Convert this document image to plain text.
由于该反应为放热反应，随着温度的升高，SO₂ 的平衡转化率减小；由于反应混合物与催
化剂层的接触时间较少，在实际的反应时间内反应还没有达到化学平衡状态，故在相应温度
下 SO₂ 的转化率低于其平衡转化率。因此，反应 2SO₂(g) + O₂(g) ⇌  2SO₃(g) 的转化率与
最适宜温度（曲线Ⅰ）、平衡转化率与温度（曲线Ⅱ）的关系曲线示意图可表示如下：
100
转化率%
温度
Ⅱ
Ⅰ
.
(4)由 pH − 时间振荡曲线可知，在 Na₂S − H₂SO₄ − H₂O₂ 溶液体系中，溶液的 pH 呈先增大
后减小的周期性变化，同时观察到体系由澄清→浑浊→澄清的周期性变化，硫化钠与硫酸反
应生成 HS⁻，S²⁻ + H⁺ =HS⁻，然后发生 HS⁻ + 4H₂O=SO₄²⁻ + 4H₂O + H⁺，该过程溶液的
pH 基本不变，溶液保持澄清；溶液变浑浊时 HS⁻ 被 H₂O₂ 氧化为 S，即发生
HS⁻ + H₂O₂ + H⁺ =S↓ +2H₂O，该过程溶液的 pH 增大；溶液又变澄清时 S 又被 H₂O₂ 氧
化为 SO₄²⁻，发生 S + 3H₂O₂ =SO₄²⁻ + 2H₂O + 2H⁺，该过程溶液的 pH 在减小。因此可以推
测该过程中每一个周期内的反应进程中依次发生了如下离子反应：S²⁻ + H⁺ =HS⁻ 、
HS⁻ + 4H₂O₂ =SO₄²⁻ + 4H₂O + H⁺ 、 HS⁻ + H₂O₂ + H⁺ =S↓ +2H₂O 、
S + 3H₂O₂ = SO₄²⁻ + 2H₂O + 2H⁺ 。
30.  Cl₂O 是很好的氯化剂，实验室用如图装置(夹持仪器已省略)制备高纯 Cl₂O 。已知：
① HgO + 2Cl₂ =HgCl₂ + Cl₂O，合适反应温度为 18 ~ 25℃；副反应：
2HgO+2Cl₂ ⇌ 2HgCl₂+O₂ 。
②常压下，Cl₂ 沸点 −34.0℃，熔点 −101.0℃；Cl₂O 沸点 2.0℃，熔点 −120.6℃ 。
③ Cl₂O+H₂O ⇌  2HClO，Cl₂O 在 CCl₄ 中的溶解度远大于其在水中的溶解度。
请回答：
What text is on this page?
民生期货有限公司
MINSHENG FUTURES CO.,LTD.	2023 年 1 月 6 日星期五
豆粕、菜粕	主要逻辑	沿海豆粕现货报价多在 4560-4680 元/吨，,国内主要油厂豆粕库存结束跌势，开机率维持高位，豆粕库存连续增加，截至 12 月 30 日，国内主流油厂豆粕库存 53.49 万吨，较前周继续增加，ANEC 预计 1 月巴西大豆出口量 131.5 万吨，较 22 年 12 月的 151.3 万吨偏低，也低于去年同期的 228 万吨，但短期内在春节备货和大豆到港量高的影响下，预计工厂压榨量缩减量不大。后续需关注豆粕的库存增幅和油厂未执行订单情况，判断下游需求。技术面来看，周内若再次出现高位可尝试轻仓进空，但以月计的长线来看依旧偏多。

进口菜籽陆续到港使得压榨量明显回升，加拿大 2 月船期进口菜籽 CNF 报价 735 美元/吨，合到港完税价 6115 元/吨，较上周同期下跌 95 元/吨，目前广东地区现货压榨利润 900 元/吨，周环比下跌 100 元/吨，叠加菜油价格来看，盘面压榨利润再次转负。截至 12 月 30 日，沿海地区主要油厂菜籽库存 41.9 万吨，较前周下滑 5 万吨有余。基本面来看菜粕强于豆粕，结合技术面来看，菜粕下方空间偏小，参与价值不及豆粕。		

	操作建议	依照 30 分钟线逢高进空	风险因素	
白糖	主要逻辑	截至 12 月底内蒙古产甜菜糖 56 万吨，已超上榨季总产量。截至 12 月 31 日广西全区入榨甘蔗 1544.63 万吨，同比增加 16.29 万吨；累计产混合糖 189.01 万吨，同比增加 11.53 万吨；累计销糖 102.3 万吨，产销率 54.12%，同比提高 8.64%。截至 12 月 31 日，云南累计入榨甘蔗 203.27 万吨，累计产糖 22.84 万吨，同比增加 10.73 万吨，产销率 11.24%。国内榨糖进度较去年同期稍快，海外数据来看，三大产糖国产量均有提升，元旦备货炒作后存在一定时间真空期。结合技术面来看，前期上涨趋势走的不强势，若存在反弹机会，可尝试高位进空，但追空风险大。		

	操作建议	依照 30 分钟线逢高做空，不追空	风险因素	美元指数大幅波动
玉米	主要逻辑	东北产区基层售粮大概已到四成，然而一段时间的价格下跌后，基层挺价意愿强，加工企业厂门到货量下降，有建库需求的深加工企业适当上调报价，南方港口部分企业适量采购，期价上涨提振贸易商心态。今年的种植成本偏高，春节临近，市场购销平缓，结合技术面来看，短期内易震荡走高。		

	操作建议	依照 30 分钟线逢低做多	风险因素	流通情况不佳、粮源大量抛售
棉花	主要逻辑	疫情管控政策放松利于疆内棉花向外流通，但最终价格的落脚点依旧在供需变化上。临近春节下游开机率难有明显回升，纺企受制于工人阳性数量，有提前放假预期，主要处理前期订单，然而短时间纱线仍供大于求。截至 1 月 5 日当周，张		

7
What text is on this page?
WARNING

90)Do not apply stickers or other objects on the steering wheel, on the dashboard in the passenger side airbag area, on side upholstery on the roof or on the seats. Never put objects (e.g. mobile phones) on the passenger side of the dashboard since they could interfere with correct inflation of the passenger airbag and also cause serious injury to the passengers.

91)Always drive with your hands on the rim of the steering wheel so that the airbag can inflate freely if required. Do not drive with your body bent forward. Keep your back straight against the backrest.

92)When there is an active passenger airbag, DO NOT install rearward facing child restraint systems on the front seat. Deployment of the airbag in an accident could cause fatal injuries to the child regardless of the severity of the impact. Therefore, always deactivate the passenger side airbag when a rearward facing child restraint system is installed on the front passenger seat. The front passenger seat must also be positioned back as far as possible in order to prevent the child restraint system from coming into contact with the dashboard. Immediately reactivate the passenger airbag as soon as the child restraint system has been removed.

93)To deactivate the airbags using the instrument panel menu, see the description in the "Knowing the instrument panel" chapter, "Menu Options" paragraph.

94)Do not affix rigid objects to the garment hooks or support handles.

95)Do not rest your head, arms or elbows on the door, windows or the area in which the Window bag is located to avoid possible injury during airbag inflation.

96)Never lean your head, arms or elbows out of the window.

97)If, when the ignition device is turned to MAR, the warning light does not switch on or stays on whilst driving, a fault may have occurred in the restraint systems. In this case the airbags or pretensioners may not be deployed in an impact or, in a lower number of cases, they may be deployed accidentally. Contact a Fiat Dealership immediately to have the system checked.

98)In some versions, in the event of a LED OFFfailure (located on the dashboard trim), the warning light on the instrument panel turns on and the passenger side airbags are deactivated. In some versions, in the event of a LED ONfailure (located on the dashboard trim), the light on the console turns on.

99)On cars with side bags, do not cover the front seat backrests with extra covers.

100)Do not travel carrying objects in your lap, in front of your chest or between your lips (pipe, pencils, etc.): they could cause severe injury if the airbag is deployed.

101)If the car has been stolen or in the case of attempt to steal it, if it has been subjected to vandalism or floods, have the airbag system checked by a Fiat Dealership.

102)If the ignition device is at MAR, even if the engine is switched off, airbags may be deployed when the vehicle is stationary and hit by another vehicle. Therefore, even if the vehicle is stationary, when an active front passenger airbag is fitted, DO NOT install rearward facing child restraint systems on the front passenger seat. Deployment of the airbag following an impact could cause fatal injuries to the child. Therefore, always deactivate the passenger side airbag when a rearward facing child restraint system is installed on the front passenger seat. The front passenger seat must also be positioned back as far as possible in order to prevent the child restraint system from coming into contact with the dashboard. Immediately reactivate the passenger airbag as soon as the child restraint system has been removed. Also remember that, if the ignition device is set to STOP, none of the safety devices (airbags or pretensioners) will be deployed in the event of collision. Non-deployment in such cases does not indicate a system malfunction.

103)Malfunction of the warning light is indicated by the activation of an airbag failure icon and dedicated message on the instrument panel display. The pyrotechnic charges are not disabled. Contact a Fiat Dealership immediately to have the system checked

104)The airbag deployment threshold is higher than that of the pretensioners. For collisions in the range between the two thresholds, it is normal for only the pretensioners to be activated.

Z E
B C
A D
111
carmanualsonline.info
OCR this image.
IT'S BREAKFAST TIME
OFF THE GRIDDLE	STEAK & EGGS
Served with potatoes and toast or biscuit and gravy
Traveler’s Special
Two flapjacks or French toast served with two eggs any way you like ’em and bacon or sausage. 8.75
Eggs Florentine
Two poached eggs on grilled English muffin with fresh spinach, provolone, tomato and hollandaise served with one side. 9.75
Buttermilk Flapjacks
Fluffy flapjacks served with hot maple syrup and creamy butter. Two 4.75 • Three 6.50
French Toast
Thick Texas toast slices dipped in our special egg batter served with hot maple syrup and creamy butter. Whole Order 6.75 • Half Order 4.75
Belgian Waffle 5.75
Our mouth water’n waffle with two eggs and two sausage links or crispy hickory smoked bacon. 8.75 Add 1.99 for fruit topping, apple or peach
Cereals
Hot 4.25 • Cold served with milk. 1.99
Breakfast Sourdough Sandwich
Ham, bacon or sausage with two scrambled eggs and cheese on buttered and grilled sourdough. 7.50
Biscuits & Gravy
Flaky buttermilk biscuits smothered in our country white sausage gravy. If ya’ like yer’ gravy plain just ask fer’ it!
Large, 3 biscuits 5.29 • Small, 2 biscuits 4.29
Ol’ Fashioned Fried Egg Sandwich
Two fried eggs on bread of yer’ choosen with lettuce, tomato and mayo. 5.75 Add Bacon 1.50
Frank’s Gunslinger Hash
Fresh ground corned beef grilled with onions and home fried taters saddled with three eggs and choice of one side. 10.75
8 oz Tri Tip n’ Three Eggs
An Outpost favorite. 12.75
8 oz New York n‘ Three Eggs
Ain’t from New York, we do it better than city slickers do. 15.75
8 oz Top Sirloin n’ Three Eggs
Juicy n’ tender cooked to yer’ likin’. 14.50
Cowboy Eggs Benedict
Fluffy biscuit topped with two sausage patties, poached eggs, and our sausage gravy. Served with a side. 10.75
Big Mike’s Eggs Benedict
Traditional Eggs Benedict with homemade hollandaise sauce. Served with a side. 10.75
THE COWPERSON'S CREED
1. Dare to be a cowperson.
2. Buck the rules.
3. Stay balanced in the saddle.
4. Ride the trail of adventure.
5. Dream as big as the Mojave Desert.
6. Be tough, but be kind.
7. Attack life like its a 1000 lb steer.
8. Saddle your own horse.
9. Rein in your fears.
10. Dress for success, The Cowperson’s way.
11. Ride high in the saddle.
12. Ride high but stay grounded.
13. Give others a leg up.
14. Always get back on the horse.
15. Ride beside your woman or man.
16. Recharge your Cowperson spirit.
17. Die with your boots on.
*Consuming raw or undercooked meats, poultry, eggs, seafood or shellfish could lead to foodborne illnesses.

+ + +

Only the number is wanted: how many lines in the entries above contain the word "inflation"?

> **The completed task**:
2